| Your task |
Find each line in the records below that contains the word "feather" and copy those lines in full.
----------
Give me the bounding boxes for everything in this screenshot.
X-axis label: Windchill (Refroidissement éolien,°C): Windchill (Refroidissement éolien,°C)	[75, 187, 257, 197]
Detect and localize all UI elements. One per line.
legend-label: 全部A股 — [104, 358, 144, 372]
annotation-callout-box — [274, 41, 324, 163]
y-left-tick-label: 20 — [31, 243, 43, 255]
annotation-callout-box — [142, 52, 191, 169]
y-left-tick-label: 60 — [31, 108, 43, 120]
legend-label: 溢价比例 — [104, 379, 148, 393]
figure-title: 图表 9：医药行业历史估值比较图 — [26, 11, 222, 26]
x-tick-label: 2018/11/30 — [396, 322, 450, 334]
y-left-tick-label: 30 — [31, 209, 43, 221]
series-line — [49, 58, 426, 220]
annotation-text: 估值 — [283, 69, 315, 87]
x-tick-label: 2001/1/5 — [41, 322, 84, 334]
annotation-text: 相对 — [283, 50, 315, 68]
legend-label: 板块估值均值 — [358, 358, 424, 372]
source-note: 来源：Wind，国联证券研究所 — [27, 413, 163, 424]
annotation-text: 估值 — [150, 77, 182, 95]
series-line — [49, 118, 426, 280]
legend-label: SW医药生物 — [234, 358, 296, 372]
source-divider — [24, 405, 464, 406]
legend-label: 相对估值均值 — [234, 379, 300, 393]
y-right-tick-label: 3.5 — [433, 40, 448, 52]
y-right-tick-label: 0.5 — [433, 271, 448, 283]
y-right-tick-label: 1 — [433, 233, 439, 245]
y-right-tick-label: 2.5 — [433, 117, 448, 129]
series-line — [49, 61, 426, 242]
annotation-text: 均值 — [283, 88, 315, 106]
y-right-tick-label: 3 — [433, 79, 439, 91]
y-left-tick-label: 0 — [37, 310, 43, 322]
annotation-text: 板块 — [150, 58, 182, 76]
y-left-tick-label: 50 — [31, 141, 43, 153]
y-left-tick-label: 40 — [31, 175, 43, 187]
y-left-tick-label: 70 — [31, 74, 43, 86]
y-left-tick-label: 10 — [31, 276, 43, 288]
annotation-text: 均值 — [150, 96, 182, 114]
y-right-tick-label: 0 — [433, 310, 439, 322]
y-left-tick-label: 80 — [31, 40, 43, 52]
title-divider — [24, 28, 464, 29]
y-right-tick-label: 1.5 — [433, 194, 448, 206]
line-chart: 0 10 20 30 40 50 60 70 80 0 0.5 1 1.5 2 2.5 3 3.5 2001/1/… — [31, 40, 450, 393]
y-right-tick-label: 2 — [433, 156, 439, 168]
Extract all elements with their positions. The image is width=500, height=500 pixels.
----------
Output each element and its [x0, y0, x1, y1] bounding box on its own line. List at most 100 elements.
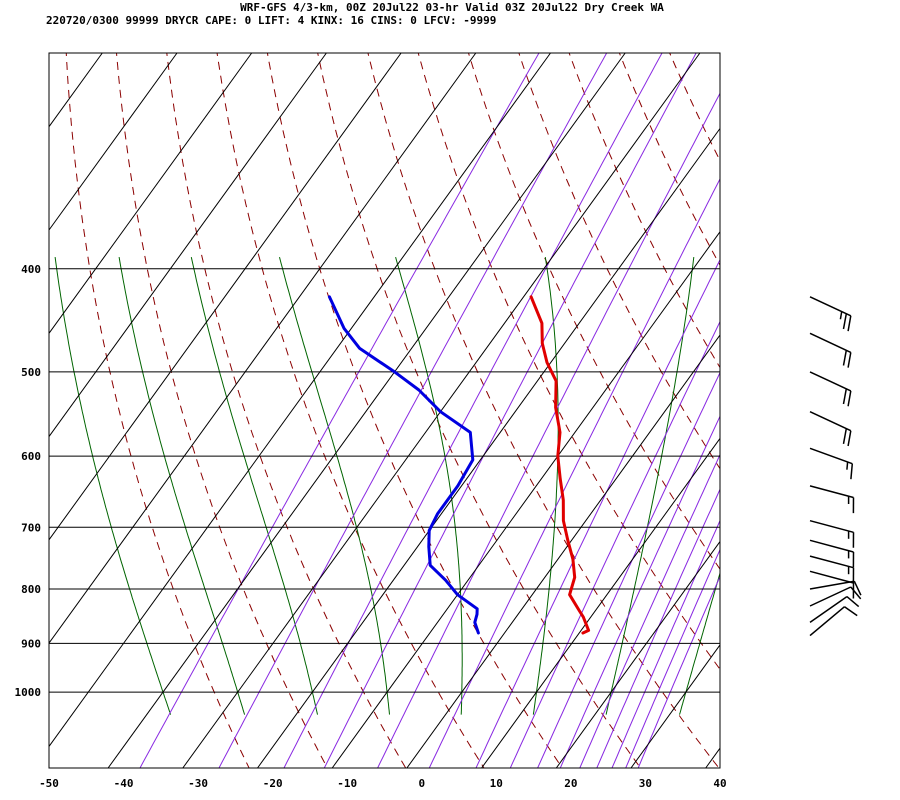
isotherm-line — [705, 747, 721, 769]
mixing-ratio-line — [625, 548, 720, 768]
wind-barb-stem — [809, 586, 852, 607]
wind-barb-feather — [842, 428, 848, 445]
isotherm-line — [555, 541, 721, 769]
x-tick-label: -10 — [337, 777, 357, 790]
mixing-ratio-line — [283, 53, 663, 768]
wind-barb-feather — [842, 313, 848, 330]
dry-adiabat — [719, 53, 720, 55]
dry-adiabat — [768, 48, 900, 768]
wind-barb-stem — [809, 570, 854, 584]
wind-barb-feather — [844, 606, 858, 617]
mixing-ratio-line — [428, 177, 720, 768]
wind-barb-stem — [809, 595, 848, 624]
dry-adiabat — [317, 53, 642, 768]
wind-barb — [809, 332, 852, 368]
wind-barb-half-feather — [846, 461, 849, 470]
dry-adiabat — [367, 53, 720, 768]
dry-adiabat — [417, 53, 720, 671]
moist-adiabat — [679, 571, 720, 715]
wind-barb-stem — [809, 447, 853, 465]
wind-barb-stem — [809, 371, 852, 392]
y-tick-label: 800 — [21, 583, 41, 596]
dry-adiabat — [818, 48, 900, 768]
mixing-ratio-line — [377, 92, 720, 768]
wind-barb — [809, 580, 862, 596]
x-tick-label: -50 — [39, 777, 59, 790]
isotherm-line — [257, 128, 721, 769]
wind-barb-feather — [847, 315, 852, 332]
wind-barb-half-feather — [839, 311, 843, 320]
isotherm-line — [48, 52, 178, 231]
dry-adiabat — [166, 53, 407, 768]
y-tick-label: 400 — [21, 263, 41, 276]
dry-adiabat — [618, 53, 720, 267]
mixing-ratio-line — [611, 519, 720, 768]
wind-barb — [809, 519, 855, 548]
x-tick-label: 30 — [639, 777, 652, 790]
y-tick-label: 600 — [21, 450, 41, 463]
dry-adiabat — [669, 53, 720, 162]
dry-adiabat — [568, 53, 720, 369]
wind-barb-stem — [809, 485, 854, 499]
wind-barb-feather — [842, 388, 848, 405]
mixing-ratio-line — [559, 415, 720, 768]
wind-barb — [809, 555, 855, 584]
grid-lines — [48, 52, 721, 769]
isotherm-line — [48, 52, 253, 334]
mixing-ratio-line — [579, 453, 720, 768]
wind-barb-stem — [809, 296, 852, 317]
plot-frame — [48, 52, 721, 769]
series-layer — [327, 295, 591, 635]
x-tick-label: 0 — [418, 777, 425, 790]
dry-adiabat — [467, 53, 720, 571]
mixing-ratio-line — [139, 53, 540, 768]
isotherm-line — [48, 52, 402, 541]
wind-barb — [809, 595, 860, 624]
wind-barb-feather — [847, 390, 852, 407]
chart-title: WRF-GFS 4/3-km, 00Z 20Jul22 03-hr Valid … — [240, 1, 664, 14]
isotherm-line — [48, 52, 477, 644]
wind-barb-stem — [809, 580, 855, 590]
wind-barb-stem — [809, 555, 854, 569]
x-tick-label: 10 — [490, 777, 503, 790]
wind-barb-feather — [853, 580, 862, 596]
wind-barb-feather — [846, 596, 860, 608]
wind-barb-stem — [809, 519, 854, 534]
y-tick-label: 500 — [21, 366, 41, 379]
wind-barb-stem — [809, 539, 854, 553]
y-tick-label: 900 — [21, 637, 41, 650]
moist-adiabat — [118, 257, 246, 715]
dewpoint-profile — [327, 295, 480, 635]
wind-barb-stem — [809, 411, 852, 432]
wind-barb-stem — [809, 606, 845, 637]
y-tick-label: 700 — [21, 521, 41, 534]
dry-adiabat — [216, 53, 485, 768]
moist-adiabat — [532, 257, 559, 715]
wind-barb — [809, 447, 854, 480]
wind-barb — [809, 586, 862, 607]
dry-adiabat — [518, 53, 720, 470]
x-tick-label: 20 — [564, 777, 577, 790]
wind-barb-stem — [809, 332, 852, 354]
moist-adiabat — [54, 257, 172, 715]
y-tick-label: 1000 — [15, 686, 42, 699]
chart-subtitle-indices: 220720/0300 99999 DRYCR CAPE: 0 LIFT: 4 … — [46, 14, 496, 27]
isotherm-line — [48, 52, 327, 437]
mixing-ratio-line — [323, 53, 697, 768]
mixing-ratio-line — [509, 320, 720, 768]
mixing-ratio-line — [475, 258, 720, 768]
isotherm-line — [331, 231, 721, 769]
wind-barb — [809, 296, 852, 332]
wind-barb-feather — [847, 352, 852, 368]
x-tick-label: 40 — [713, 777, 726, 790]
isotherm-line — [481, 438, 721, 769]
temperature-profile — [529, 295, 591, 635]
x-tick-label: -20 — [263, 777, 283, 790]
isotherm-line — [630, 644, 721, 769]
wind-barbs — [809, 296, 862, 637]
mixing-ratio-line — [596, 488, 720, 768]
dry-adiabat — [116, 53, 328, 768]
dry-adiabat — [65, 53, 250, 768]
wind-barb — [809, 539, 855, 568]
----------
| Response |
wind-barb-feather — [842, 428, 848, 445]
wind-barb-feather — [842, 313, 848, 330]
wind-barb-feather — [844, 606, 858, 617]
wind-barb-half-feather — [846, 461, 849, 470]
wind-barb-feather — [847, 315, 852, 332]
wind-barb-half-feather — [839, 311, 843, 320]
wind-barb-feather — [842, 388, 848, 405]
wind-barb-feather — [847, 390, 852, 407]
wind-barb-feather — [853, 580, 862, 596]
wind-barb-feather — [846, 596, 860, 608]
wind-barb-feather — [847, 352, 852, 368]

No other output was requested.